◆ Do this:
Your task is to extract every entry that follows word for word while excluding the pictures.

>> Begin Dataset entries

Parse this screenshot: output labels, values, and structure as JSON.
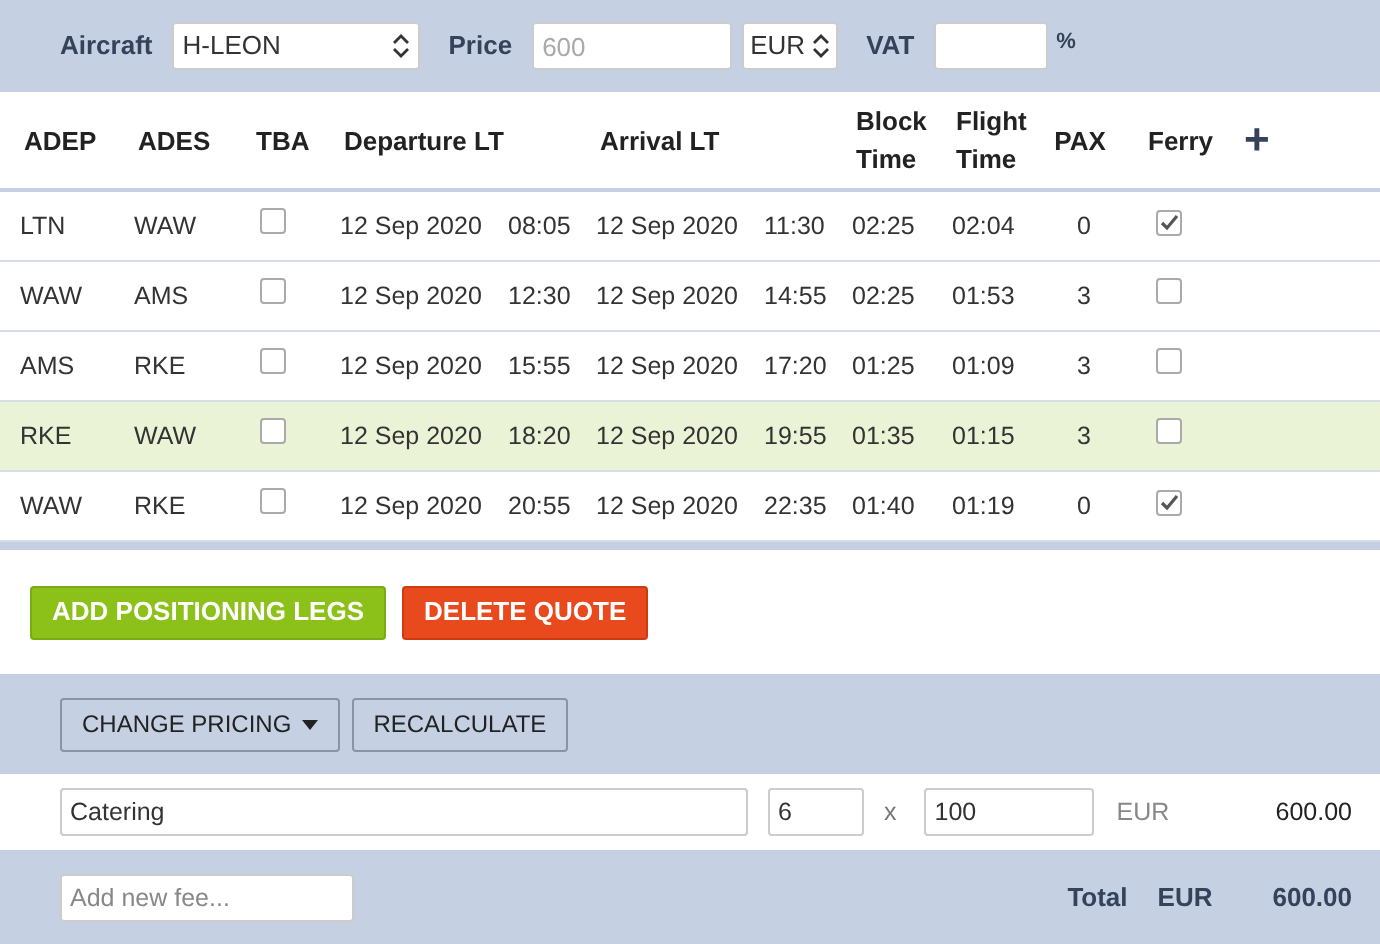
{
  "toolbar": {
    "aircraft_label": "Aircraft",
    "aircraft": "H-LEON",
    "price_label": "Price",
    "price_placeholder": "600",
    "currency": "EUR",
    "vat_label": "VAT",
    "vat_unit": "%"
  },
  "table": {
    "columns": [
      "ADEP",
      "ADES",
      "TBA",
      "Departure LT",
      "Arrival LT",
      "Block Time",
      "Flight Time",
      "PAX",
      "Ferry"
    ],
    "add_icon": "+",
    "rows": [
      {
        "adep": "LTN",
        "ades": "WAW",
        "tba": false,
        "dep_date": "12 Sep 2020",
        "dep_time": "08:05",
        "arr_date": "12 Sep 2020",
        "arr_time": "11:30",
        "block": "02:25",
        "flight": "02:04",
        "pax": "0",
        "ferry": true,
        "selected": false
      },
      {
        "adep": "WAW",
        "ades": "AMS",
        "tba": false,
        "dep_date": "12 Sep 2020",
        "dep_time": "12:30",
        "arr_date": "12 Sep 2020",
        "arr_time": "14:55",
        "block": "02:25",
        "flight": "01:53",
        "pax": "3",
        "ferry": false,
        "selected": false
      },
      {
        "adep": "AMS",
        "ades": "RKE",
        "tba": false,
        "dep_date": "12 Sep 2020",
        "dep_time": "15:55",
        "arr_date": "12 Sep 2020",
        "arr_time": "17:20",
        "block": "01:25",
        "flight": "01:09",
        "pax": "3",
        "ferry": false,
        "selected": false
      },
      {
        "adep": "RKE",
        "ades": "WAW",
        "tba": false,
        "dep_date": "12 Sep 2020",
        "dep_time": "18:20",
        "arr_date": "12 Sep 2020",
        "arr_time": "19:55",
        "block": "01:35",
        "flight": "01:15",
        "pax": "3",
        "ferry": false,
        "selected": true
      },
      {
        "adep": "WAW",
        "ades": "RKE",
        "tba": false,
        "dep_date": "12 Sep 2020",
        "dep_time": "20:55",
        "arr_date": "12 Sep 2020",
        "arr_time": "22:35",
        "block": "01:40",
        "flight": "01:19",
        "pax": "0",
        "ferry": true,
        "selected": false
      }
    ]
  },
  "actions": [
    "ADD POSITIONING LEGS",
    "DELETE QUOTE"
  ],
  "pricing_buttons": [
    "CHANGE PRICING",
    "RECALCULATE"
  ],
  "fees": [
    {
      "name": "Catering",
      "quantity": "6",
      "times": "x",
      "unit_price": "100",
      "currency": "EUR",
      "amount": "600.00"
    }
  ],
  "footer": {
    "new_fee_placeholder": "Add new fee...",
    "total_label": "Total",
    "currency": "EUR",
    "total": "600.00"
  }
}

>> End Dataset entries

◆ Final result:
Parse this screenshot: output labels, values, and structure as JSON.
{
  "toolbar": {
    "aircraft_label": "Aircraft",
    "aircraft": "H-LEON",
    "price_label": "Price",
    "price_placeholder": "600",
    "currency": "EUR",
    "vat_label": "VAT",
    "vat_unit": "%"
  },
  "table": {
    "columns": [
      "ADEP",
      "ADES",
      "TBA",
      "Departure LT",
      "Arrival LT",
      "Block Time",
      "Flight Time",
      "PAX",
      "Ferry"
    ],
    "add_icon": "+",
    "rows": [
      {
        "adep": "LTN",
        "ades": "WAW",
        "tba": false,
        "dep_date": "12 Sep 2020",
        "dep_time": "08:05",
        "arr_date": "12 Sep 2020",
        "arr_time": "11:30",
        "block": "02:25",
        "flight": "02:04",
        "pax": "0",
        "ferry": true,
        "selected": false
      },
      {
        "adep": "WAW",
        "ades": "AMS",
        "tba": false,
        "dep_date": "12 Sep 2020",
        "dep_time": "12:30",
        "arr_date": "12 Sep 2020",
        "arr_time": "14:55",
        "block": "02:25",
        "flight": "01:53",
        "pax": "3",
        "ferry": false,
        "selected": false
      },
      {
        "adep": "AMS",
        "ades": "RKE",
        "tba": false,
        "dep_date": "12 Sep 2020",
        "dep_time": "15:55",
        "arr_date": "12 Sep 2020",
        "arr_time": "17:20",
        "block": "01:25",
        "flight": "01:09",
        "pax": "3",
        "ferry": false,
        "selected": false
      },
      {
        "adep": "RKE",
        "ades": "WAW",
        "tba": false,
        "dep_date": "12 Sep 2020",
        "dep_time": "18:20",
        "arr_date": "12 Sep 2020",
        "arr_time": "19:55",
        "block": "01:35",
        "flight": "01:15",
        "pax": "3",
        "ferry": false,
        "selected": true
      },
      {
        "adep": "WAW",
        "ades": "RKE",
        "tba": false,
        "dep_date": "12 Sep 2020",
        "dep_time": "20:55",
        "arr_date": "12 Sep 2020",
        "arr_time": "22:35",
        "block": "01:40",
        "flight": "01:19",
        "pax": "0",
        "ferry": true,
        "selected": false
      }
    ]
  },
  "actions": [
    "ADD POSITIONING LEGS",
    "DELETE QUOTE"
  ],
  "pricing_buttons": [
    "CHANGE PRICING",
    "RECALCULATE"
  ],
  "fees": [
    {
      "name": "Catering",
      "quantity": "6",
      "times": "x",
      "unit_price": "100",
      "currency": "EUR",
      "amount": "600.00"
    }
  ],
  "footer": {
    "new_fee_placeholder": "Add new fee...",
    "total_label": "Total",
    "currency": "EUR",
    "total": "600.00"
  }
}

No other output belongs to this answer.